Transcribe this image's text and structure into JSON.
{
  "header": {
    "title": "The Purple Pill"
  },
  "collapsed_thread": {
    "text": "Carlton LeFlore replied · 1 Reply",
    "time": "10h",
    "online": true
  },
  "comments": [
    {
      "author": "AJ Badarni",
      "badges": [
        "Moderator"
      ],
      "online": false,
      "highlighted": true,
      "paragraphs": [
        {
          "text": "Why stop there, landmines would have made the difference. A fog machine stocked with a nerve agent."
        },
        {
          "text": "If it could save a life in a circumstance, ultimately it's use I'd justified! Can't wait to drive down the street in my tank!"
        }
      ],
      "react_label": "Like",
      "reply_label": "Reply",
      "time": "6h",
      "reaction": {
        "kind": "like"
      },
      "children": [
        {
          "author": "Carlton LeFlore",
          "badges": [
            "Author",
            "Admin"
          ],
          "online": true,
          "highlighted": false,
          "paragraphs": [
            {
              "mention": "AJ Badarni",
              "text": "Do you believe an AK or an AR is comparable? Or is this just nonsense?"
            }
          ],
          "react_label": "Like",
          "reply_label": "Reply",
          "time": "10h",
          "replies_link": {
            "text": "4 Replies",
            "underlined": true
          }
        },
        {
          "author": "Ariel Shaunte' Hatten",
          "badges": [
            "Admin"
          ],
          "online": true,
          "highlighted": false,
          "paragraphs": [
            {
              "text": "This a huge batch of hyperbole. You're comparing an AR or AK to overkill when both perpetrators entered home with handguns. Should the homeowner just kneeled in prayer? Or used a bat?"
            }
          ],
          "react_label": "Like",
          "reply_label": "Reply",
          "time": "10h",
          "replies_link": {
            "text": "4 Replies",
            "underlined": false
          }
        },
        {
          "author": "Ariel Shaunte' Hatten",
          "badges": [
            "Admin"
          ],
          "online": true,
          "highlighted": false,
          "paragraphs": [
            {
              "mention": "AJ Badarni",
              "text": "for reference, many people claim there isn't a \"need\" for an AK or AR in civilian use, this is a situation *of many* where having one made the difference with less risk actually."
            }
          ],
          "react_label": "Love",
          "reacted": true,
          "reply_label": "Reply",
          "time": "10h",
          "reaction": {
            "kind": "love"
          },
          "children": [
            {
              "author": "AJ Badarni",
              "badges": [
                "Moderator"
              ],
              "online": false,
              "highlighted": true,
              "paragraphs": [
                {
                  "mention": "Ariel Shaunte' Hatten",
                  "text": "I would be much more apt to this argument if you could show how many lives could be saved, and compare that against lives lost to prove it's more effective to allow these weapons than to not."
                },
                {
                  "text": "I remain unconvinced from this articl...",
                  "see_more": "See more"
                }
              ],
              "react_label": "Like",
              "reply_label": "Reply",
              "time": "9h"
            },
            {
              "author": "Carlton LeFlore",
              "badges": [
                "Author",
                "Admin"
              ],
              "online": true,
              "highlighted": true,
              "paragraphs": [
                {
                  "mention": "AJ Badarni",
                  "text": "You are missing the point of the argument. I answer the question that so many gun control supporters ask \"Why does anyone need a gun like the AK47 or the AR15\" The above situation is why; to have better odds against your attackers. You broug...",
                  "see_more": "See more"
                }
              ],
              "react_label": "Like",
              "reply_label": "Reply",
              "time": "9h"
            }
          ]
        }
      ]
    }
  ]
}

- - - -

## What is required
The word "would" appears in how many lines of the records? Give the number only.

## Task output
2